- REQUIREMENTS -
Write out every entry exactly as given, but omit the pictures.
-- begin RECORDS FOR THE TASK --
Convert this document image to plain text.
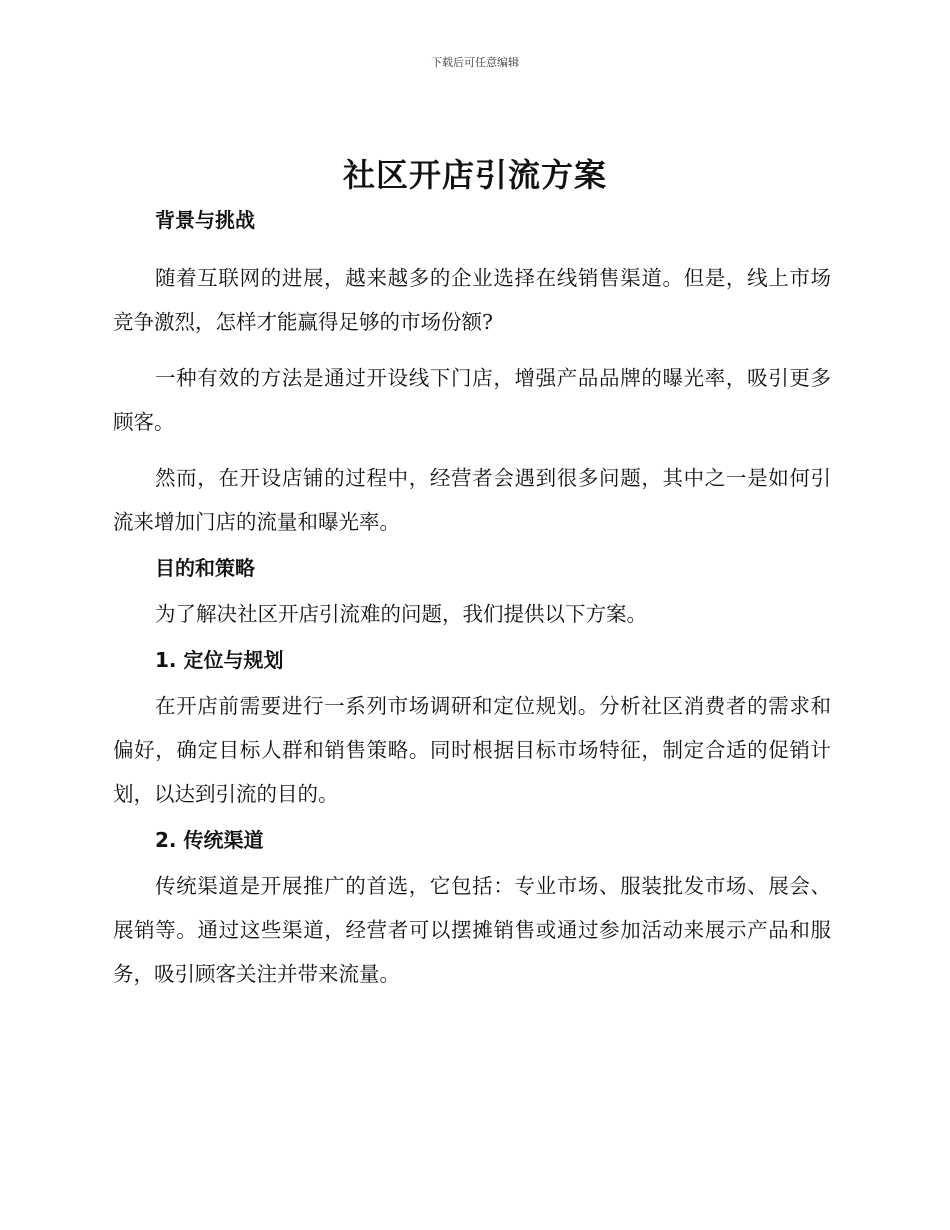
下载后可任意编辑
社区开店引流方案
背景与挑战

随着互联网的进展，越来越多的企业选择在线销售渠道。但是，线上市场竞争激烈，怎样才能赢得足够的市场份额?

一种有效的方法是通过开设线下门店，增强产品品牌的曝光率，吸引更多顾客。

然而，在开设店铺的过程中，经营者会遇到很多问题，其中之一是如何引流来增加门店的流量和曝光率。

目的和策略

为了解决社区开店引流难的问题，我们提供以下方案。

1. 定位与规划

在开店前需要进行一系列市场调研和定位规划。分析社区消费者的需求和偏好，确定目标人群和销售策略。同时根据目标市场特征，制定合适的促销计划，以达到引流的目的。

2. 传统渠道

传统渠道是开展推广的首选，它包括：专业市场、服装批发市场、展会、展销等。通过这些渠道，经营者可以摆摊销售或通过参加活动来展示产品和服务，吸引顾客关注并带来流量。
-- end RECORDS FOR THE TASK --
- REPLY TO THE TASK -
Convert this document image to plain text.
下载后可任意编辑
社区开店引流方案
背景与挑战

随着互联网的进展，越来越多的企业选择在线销售渠道。但是，线上市场竞争激烈，怎样才能赢得足够的市场份额?

一种有效的方法是通过开设线下门店，增强产品品牌的曝光率，吸引更多顾客。

然而，在开设店铺的过程中，经营者会遇到很多问题，其中之一是如何引流来增加门店的流量和曝光率。

目的和策略

为了解决社区开店引流难的问题，我们提供以下方案。

1. 定位与规划

在开店前需要进行一系列市场调研和定位规划。分析社区消费者的需求和偏好，确定目标人群和销售策略。同时根据目标市场特征，制定合适的促销计划，以达到引流的目的。

2. 传统渠道

传统渠道是开展推广的首选，它包括：专业市场、服装批发市场、展会、展销等。通过这些渠道，经营者可以摆摊销售或通过参加活动来展示产品和服务，吸引顾客关注并带来流量。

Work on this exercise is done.